Gather every line of the entries that includes the word "playlist".

Start of TASK DATA

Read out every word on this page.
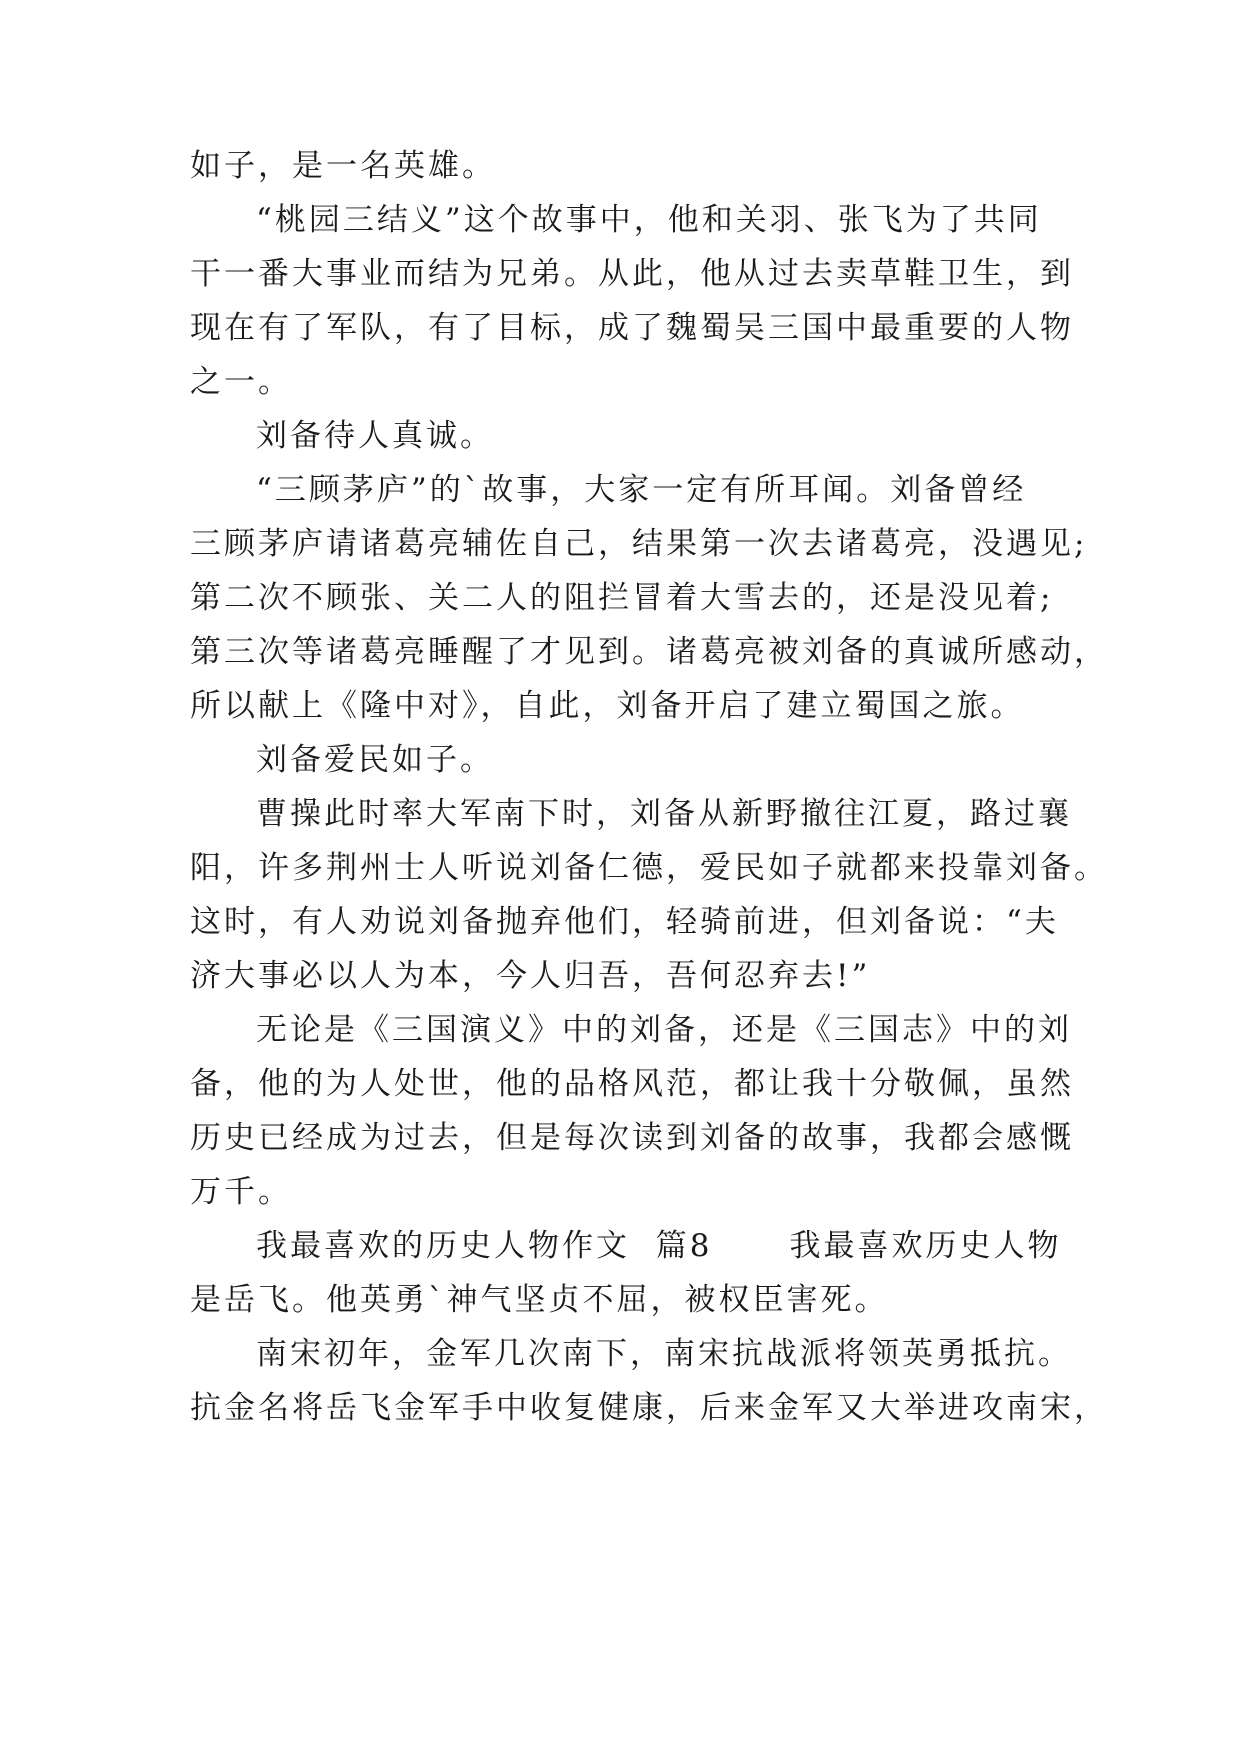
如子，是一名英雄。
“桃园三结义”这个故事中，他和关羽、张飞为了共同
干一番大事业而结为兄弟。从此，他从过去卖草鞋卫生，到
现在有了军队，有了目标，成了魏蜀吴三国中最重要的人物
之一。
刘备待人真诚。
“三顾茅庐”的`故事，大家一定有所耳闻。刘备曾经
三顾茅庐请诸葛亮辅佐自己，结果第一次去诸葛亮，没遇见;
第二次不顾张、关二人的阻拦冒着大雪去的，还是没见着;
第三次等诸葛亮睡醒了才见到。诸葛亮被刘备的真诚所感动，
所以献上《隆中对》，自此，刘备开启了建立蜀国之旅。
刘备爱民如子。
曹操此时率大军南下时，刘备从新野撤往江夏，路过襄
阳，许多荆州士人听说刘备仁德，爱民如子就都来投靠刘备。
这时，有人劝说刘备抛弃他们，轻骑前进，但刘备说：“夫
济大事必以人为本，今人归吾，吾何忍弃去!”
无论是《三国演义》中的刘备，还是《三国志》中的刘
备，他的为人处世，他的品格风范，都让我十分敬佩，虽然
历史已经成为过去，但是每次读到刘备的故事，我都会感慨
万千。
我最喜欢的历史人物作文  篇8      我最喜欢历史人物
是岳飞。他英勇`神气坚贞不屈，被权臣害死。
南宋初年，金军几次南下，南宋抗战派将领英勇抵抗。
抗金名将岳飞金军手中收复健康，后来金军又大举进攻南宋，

End of TASK DATA
Start of TASK DATA

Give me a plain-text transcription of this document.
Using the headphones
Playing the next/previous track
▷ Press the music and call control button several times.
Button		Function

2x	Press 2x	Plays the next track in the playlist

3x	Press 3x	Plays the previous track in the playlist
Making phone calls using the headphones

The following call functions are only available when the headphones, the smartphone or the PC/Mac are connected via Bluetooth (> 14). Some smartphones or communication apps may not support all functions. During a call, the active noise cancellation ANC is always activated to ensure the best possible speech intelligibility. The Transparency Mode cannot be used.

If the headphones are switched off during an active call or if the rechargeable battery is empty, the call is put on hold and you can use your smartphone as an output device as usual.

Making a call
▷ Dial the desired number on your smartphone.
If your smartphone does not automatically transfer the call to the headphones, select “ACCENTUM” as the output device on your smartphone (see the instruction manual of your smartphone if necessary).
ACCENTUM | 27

End of TASK DATA

• [FINAL RESULT]
2x	Press 2x	Plays the next track in the playlist
3x	Press 3x	Plays the previous track in the playlist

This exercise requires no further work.